• WHAT TO WORK ON
Render the following material again verbatim, leaving nothing out.
## Begin
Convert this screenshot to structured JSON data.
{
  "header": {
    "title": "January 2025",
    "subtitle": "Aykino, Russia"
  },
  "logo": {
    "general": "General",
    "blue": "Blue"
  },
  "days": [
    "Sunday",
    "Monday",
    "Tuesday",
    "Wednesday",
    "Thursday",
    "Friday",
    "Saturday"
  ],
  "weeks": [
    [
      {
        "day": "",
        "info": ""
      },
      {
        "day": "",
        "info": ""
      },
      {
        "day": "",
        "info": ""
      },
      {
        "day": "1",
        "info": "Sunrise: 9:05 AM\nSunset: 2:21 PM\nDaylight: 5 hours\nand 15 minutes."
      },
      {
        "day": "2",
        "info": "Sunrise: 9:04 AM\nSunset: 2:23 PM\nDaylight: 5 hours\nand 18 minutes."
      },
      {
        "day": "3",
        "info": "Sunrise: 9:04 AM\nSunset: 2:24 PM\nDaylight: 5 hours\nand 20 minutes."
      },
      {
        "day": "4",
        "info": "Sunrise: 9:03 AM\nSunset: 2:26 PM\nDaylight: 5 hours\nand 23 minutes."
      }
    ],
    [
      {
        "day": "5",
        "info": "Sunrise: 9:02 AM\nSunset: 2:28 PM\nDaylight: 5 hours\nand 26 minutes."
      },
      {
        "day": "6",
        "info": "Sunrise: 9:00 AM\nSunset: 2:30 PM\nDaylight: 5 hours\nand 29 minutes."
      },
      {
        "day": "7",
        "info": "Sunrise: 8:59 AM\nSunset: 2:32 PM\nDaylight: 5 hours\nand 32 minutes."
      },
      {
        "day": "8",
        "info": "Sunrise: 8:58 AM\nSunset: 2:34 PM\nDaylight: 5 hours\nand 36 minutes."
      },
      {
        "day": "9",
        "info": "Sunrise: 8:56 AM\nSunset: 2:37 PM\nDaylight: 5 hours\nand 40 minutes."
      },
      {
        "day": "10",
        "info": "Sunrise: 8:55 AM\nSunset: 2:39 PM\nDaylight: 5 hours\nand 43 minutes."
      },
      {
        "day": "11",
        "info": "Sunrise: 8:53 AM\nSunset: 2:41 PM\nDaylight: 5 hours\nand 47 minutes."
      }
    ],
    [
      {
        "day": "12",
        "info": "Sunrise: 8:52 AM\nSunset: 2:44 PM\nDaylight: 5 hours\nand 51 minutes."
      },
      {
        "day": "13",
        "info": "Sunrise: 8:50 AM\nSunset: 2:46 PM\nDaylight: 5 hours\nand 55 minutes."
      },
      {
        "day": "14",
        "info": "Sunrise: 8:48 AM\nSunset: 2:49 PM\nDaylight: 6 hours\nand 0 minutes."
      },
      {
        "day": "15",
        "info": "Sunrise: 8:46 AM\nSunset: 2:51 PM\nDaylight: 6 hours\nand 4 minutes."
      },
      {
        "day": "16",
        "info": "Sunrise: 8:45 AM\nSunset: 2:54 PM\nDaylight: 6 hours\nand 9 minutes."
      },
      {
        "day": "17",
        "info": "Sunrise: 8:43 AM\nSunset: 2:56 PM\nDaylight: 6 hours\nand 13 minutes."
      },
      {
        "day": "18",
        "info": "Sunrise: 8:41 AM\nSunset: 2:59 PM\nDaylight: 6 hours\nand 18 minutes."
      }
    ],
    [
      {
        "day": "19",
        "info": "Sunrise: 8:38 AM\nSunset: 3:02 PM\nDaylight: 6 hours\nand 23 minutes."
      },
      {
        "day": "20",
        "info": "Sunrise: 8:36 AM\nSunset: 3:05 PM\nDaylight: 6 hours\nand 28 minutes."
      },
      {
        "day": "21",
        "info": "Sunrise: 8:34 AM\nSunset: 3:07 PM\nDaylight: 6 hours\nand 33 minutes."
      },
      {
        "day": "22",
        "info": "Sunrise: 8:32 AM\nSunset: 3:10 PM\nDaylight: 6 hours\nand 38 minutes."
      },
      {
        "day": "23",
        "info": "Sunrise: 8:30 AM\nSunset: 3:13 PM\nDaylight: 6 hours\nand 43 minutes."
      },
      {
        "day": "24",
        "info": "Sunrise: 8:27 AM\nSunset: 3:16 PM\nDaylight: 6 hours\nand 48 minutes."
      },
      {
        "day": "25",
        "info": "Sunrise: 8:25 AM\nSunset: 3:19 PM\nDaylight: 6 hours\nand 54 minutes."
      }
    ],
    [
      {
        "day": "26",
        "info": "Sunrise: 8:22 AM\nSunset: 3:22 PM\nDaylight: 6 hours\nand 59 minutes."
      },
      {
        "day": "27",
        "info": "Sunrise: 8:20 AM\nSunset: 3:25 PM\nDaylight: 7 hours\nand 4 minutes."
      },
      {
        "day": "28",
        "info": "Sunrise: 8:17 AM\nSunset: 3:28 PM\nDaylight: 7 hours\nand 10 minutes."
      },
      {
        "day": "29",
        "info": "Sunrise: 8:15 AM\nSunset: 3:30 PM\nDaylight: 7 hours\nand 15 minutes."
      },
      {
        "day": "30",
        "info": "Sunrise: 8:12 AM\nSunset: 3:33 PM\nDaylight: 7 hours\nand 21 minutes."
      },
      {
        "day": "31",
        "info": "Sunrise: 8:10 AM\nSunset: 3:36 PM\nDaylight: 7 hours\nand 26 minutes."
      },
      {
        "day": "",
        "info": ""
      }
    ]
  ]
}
## End
• RESULT OF THIS EXERCISE
Convert this screenshot to structured JSON data.
{
  "header": {
    "title": "January 2025",
    "subtitle": "Aykino, Russia"
  },
  "logo": {
    "general": "General",
    "blue": "Blue"
  },
  "days": [
    "Sunday",
    "Monday",
    "Tuesday",
    "Wednesday",
    "Thursday",
    "Friday",
    "Saturday"
  ],
  "weeks": [
    [
      {
        "day": "",
        "info": ""
      },
      {
        "day": "",
        "info": ""
      },
      {
        "day": "",
        "info": ""
      },
      {
        "day": "1",
        "info": "Sunrise: 9:05 AM\nSunset: 2:21 PM\nDaylight: 5 hours\nand 15 minutes."
      },
      {
        "day": "2",
        "info": "Sunrise: 9:04 AM\nSunset: 2:23 PM\nDaylight: 5 hours\nand 18 minutes."
      },
      {
        "day": "3",
        "info": "Sunrise: 9:04 AM\nSunset: 2:24 PM\nDaylight: 5 hours\nand 20 minutes."
      },
      {
        "day": "4",
        "info": "Sunrise: 9:03 AM\nSunset: 2:26 PM\nDaylight: 5 hours\nand 23 minutes."
      }
    ],
    [
      {
        "day": "5",
        "info": "Sunrise: 9:02 AM\nSunset: 2:28 PM\nDaylight: 5 hours\nand 26 minutes."
      },
      {
        "day": "6",
        "info": "Sunrise: 9:00 AM\nSunset: 2:30 PM\nDaylight: 5 hours\nand 29 minutes."
      },
      {
        "day": "7",
        "info": "Sunrise: 8:59 AM\nSunset: 2:32 PM\nDaylight: 5 hours\nand 32 minutes."
      },
      {
        "day": "8",
        "info": "Sunrise: 8:58 AM\nSunset: 2:34 PM\nDaylight: 5 hours\nand 36 minutes."
      },
      {
        "day": "9",
        "info": "Sunrise: 8:56 AM\nSunset: 2:37 PM\nDaylight: 5 hours\nand 40 minutes."
      },
      {
        "day": "10",
        "info": "Sunrise: 8:55 AM\nSunset: 2:39 PM\nDaylight: 5 hours\nand 43 minutes."
      },
      {
        "day": "11",
        "info": "Sunrise: 8:53 AM\nSunset: 2:41 PM\nDaylight: 5 hours\nand 47 minutes."
      }
    ],
    [
      {
        "day": "12",
        "info": "Sunrise: 8:52 AM\nSunset: 2:44 PM\nDaylight: 5 hours\nand 51 minutes."
      },
      {
        "day": "13",
        "info": "Sunrise: 8:50 AM\nSunset: 2:46 PM\nDaylight: 5 hours\nand 55 minutes."
      },
      {
        "day": "14",
        "info": "Sunrise: 8:48 AM\nSunset: 2:49 PM\nDaylight: 6 hours\nand 0 minutes."
      },
      {
        "day": "15",
        "info": "Sunrise: 8:46 AM\nSunset: 2:51 PM\nDaylight: 6 hours\nand 4 minutes."
      },
      {
        "day": "16",
        "info": "Sunrise: 8:45 AM\nSunset: 2:54 PM\nDaylight: 6 hours\nand 9 minutes."
      },
      {
        "day": "17",
        "info": "Sunrise: 8:43 AM\nSunset: 2:56 PM\nDaylight: 6 hours\nand 13 minutes."
      },
      {
        "day": "18",
        "info": "Sunrise: 8:41 AM\nSunset: 2:59 PM\nDaylight: 6 hours\nand 18 minutes."
      }
    ],
    [
      {
        "day": "19",
        "info": "Sunrise: 8:38 AM\nSunset: 3:02 PM\nDaylight: 6 hours\nand 23 minutes."
      },
      {
        "day": "20",
        "info": "Sunrise: 8:36 AM\nSunset: 3:05 PM\nDaylight: 6 hours\nand 28 minutes."
      },
      {
        "day": "21",
        "info": "Sunrise: 8:34 AM\nSunset: 3:07 PM\nDaylight: 6 hours\nand 33 minutes."
      },
      {
        "day": "22",
        "info": "Sunrise: 8:32 AM\nSunset: 3:10 PM\nDaylight: 6 hours\nand 38 minutes."
      },
      {
        "day": "23",
        "info": "Sunrise: 8:30 AM\nSunset: 3:13 PM\nDaylight: 6 hours\nand 43 minutes."
      },
      {
        "day": "24",
        "info": "Sunrise: 8:27 AM\nSunset: 3:16 PM\nDaylight: 6 hours\nand 48 minutes."
      },
      {
        "day": "25",
        "info": "Sunrise: 8:25 AM\nSunset: 3:19 PM\nDaylight: 6 hours\nand 54 minutes."
      }
    ],
    [
      {
        "day": "26",
        "info": "Sunrise: 8:22 AM\nSunset: 3:22 PM\nDaylight: 6 hours\nand 59 minutes."
      },
      {
        "day": "27",
        "info": "Sunrise: 8:20 AM\nSunset: 3:25 PM\nDaylight: 7 hours\nand 4 minutes."
      },
      {
        "day": "28",
        "info": "Sunrise: 8:17 AM\nSunset: 3:28 PM\nDaylight: 7 hours\nand 10 minutes."
      },
      {
        "day": "29",
        "info": "Sunrise: 8:15 AM\nSunset: 3:30 PM\nDaylight: 7 hours\nand 15 minutes."
      },
      {
        "day": "30",
        "info": "Sunrise: 8:12 AM\nSunset: 3:33 PM\nDaylight: 7 hours\nand 21 minutes."
      },
      {
        "day": "31",
        "info": "Sunrise: 8:10 AM\nSunset: 3:36 PM\nDaylight: 7 hours\nand 26 minutes."
      },
      {
        "day": "",
        "info": ""
      }
    ]
  ]
}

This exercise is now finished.